GIVEN TASK
A line counts if it contains the string "true"; say how many such lines there are, giving only the number.

STORED ROWS
# # # # #

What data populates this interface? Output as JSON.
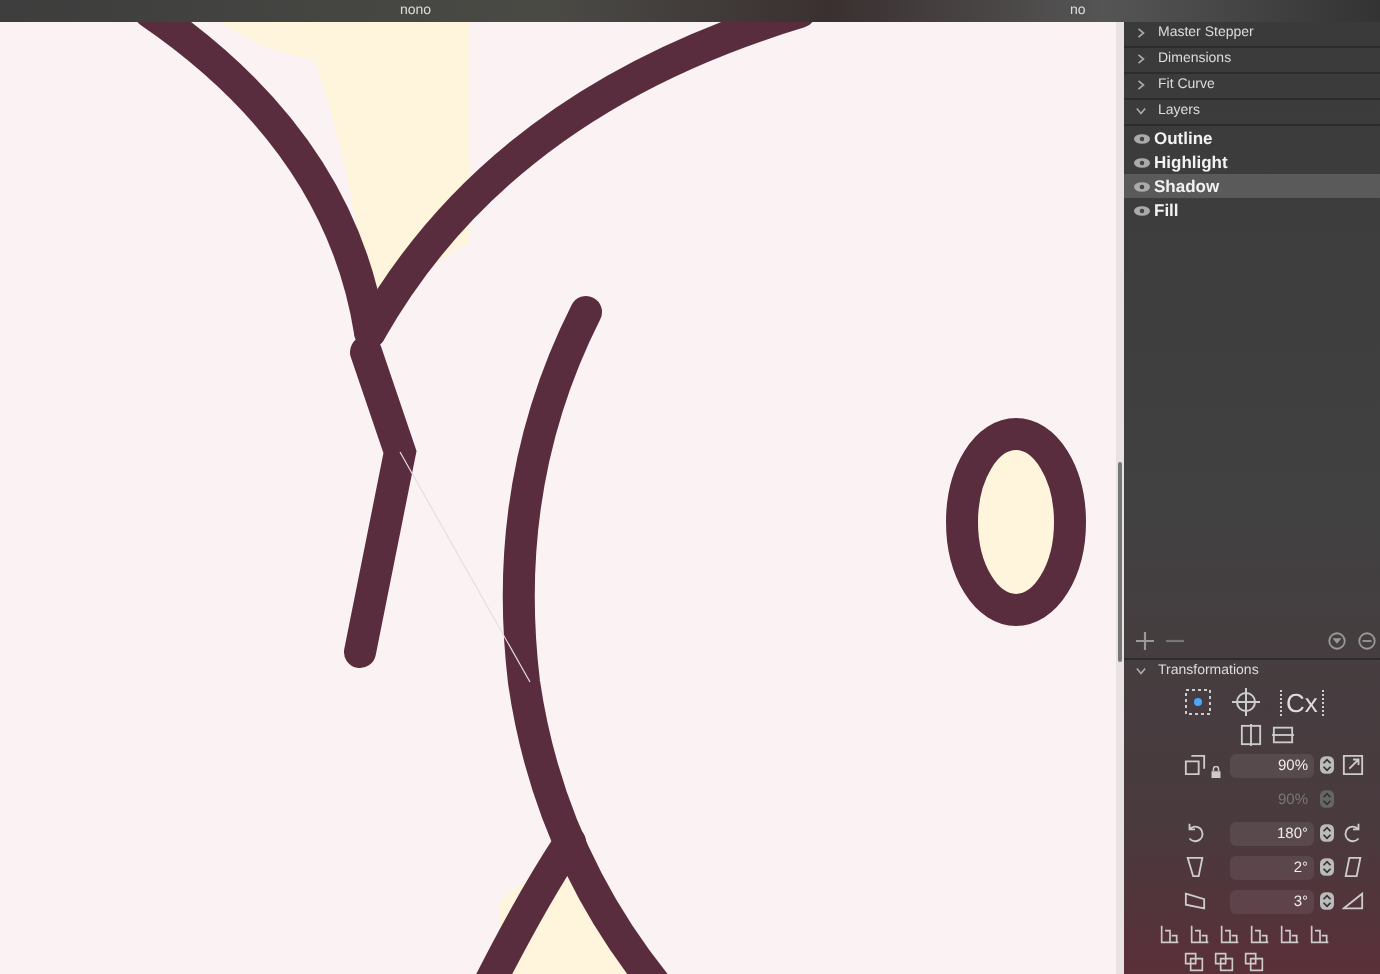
{
  "tabs": [
    {
      "label": "nono"
    },
    {
      "label": "no"
    }
  ],
  "panel": {
    "sections": [
      {
        "label": "Master Stepper",
        "expanded": false
      },
      {
        "label": "Dimensions",
        "expanded": false
      },
      {
        "label": "Fit Curve",
        "expanded": false
      },
      {
        "label": "Layers",
        "expanded": true
      }
    ],
    "layers": [
      {
        "name": "Outline",
        "selected": false
      },
      {
        "name": "Highlight",
        "selected": false
      },
      {
        "name": "Shadow",
        "selected": true
      },
      {
        "name": "Fill",
        "selected": false
      }
    ],
    "transformations": {
      "title": "Transformations",
      "expanded": true,
      "origin_label": "Cx",
      "fields": [
        {
          "kind": "scale",
          "value": "90%",
          "disabled": false
        },
        {
          "kind": "scale-y",
          "value": "90%",
          "disabled": true
        },
        {
          "kind": "rotate",
          "value": "180°",
          "disabled": false
        },
        {
          "kind": "slant",
          "value": "2°",
          "disabled": false
        },
        {
          "kind": "skew",
          "value": "3°",
          "disabled": false
        }
      ]
    }
  }
}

# # # # #

OUTPUT
4